What is asked:
Each record is to be transcribed exactly.

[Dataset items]
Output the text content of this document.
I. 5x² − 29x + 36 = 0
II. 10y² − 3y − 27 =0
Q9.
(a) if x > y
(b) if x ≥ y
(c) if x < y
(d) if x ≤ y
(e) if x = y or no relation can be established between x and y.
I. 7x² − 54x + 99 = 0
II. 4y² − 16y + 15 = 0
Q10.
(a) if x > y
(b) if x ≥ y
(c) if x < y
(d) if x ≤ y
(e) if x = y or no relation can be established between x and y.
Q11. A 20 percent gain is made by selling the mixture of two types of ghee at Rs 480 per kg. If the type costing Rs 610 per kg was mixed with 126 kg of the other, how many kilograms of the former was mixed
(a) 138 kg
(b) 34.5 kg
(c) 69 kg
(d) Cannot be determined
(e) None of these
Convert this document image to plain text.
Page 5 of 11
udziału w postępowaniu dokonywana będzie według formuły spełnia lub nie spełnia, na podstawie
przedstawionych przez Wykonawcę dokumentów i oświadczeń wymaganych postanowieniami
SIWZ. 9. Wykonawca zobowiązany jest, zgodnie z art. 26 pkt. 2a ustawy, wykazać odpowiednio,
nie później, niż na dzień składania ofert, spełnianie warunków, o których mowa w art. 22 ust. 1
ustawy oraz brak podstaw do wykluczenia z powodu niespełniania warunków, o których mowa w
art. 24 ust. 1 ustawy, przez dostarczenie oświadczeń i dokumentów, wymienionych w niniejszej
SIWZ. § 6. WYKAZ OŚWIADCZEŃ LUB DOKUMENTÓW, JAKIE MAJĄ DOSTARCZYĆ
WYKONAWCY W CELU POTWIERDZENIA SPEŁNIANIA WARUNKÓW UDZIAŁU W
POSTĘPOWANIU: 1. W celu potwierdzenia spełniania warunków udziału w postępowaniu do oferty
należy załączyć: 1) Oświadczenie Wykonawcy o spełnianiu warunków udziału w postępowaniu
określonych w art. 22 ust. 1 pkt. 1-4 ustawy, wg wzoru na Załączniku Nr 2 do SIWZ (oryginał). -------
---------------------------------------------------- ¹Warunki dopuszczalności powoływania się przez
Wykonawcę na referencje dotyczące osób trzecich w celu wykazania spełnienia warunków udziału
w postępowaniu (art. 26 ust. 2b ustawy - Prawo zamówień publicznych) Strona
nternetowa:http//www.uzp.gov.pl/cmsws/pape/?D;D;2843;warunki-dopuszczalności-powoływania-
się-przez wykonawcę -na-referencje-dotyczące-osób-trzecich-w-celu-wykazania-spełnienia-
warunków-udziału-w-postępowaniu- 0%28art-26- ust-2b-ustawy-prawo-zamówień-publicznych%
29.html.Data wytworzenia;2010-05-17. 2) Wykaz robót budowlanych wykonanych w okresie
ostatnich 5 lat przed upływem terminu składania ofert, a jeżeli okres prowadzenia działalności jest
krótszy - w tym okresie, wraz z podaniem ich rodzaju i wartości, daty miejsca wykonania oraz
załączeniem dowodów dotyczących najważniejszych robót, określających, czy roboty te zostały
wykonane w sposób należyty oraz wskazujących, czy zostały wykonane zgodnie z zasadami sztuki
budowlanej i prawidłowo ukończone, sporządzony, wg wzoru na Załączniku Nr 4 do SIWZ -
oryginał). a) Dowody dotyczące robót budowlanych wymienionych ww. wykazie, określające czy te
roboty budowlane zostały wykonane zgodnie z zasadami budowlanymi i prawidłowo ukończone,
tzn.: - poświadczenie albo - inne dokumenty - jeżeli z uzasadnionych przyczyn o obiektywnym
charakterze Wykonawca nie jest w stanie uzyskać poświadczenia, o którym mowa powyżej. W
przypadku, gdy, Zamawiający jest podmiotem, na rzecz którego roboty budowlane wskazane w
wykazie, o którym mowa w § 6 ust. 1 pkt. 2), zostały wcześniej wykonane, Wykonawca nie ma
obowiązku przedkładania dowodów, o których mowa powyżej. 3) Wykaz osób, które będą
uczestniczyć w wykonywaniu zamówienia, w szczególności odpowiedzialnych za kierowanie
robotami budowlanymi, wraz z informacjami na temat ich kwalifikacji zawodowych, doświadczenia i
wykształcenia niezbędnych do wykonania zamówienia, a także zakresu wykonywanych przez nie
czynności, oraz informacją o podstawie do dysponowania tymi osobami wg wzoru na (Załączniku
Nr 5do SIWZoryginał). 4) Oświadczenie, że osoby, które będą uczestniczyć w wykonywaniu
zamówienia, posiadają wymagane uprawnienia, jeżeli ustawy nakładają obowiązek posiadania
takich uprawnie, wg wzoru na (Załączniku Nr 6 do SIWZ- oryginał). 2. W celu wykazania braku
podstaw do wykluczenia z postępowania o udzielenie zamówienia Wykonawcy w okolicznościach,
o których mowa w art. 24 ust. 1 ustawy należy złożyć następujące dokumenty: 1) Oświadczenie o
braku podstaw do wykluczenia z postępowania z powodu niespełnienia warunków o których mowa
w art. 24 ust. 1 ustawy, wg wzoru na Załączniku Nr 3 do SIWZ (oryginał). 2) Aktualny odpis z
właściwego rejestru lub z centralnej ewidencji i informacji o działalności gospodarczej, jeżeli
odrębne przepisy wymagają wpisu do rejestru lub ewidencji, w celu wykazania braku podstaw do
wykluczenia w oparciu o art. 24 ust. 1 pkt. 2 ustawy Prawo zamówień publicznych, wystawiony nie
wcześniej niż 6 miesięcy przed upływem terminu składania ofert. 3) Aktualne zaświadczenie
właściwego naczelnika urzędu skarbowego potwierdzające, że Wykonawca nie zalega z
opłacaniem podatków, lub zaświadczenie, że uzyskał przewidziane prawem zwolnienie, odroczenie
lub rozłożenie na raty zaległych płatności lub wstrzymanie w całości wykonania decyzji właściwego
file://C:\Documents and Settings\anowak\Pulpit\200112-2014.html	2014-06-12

Result:
Output the text content of this document.
I. 5x² − 29x + 36 = 0
II. 10y² − 3y − 27 =0
Q9.
(a) if x > y
(b) if x ≥ y
(c) if x < y
(d) if x ≤ y
(e) if x = y or no relation can be established between x and y.
I. 7x² − 54x + 99 = 0
II. 4y² − 16y + 15 = 0
Q10.
(a) if x > y
(b) if x ≥ y
(c) if x < y
(d) if x ≤ y
(e) if x = y or no relation can be established between x and y.
Q11. A 20 percent gain is made by selling the mixture of two types of ghee at Rs 480 per kg. If the type costing Rs 610 per kg was mixed with 126 kg of the other, how many kilograms of the former was mixed
(a) 138 kg
(b) 34.5 kg
(c) 69 kg
(d) Cannot be determined
(e) None of these
Convert this document image to plain text.
Page 5 of 11
udziału w postępowaniu dokonywana będzie według formuły spełnia lub nie spełnia, na podstawie
przedstawionych przez Wykonawcę dokumentów i oświadczeń wymaganych postanowieniami
SIWZ. 9. Wykonawca zobowiązany jest, zgodnie z art. 26 pkt. 2a ustawy, wykazać odpowiednio,
nie później, niż na dzień składania ofert, spełnianie warunków, o których mowa w art. 22 ust. 1
ustawy oraz brak podstaw do wykluczenia z powodu niespełniania warunków, o których mowa w
art. 24 ust. 1 ustawy, przez dostarczenie oświadczeń i dokumentów, wymienionych w niniejszej
SIWZ. § 6. WYKAZ OŚWIADCZEŃ LUB DOKUMENTÓW, JAKIE MAJĄ DOSTARCZYĆ
WYKONAWCY W CELU POTWIERDZENIA SPEŁNIANIA WARUNKÓW UDZIAŁU W
POSTĘPOWANIU: 1. W celu potwierdzenia spełniania warunków udziału w postępowaniu do oferty
należy załączyć: 1) Oświadczenie Wykonawcy o spełnianiu warunków udziału w postępowaniu
określonych w art. 22 ust. 1 pkt. 1-4 ustawy, wg wzoru na Załączniku Nr 2 do SIWZ (oryginał). -------
---------------------------------------------------- ¹Warunki dopuszczalności powoływania się przez
Wykonawcę na referencje dotyczące osób trzecich w celu wykazania spełnienia warunków udziału
w postępowaniu (art. 26 ust. 2b ustawy - Prawo zamówień publicznych) Strona
nternetowa:http//www.uzp.gov.pl/cmsws/pape/?D;D;2843;warunki-dopuszczalności-powoływania-
się-przez wykonawcę -na-referencje-dotyczące-osób-trzecich-w-celu-wykazania-spełnienia-
warunków-udziału-w-postępowaniu- 0%28art-26- ust-2b-ustawy-prawo-zamówień-publicznych%
29.html.Data wytworzenia;2010-05-17. 2) Wykaz robót budowlanych wykonanych w okresie
ostatnich 5 lat przed upływem terminu składania ofert, a jeżeli okres prowadzenia działalności jest
krótszy - w tym okresie, wraz z podaniem ich rodzaju i wartości, daty miejsca wykonania oraz
załączeniem dowodów dotyczących najważniejszych robót, określających, czy roboty te zostały
wykonane w sposób należyty oraz wskazujących, czy zostały wykonane zgodnie z zasadami sztuki
budowlanej i prawidłowo ukończone, sporządzony, wg wzoru na Załączniku Nr 4 do SIWZ -
oryginał). a) Dowody dotyczące robót budowlanych wymienionych ww. wykazie, określające czy te
roboty budowlane zostały wykonane zgodnie z zasadami budowlanymi i prawidłowo ukończone,
tzn.: - poświadczenie albo - inne dokumenty - jeżeli z uzasadnionych przyczyn o obiektywnym
charakterze Wykonawca nie jest w stanie uzyskać poświadczenia, o którym mowa powyżej. W
przypadku, gdy, Zamawiający jest podmiotem, na rzecz którego roboty budowlane wskazane w
wykazie, o którym mowa w § 6 ust. 1 pkt. 2), zostały wcześniej wykonane, Wykonawca nie ma
obowiązku przedkładania dowodów, o których mowa powyżej. 3) Wykaz osób, które będą
uczestniczyć w wykonywaniu zamówienia, w szczególności odpowiedzialnych za kierowanie
robotami budowlanymi, wraz z informacjami na temat ich kwalifikacji zawodowych, doświadczenia i
wykształcenia niezbędnych do wykonania zamówienia, a także zakresu wykonywanych przez nie
czynności, oraz informacją o podstawie do dysponowania tymi osobami wg wzoru na (Załączniku
Nr 5do SIWZoryginał). 4) Oświadczenie, że osoby, które będą uczestniczyć w wykonywaniu
zamówienia, posiadają wymagane uprawnienia, jeżeli ustawy nakładają obowiązek posiadania
takich uprawnie, wg wzoru na (Załączniku Nr 6 do SIWZ- oryginał). 2. W celu wykazania braku
podstaw do wykluczenia z postępowania o udzielenie zamówienia Wykonawcy w okolicznościach,
o których mowa w art. 24 ust. 1 ustawy należy złożyć następujące dokumenty: 1) Oświadczenie o
braku podstaw do wykluczenia z postępowania z powodu niespełnienia warunków o których mowa
w art. 24 ust. 1 ustawy, wg wzoru na Załączniku Nr 3 do SIWZ (oryginał). 2) Aktualny odpis z
właściwego rejestru lub z centralnej ewidencji i informacji o działalności gospodarczej, jeżeli
odrębne przepisy wymagają wpisu do rejestru lub ewidencji, w celu wykazania braku podstaw do
wykluczenia w oparciu o art. 24 ust. 1 pkt. 2 ustawy Prawo zamówień publicznych, wystawiony nie
wcześniej niż 6 miesięcy przed upływem terminu składania ofert. 3) Aktualne zaświadczenie
właściwego naczelnika urzędu skarbowego potwierdzające, że Wykonawca nie zalega z
opłacaniem podatków, lub zaświadczenie, że uzyskał przewidziane prawem zwolnienie, odroczenie
lub rozłożenie na raty zaległych płatności lub wstrzymanie w całości wykonania decyzji właściwego
file://C:\Documents and Settings\anowak\Pulpit\200112-2014.html	2014-06-12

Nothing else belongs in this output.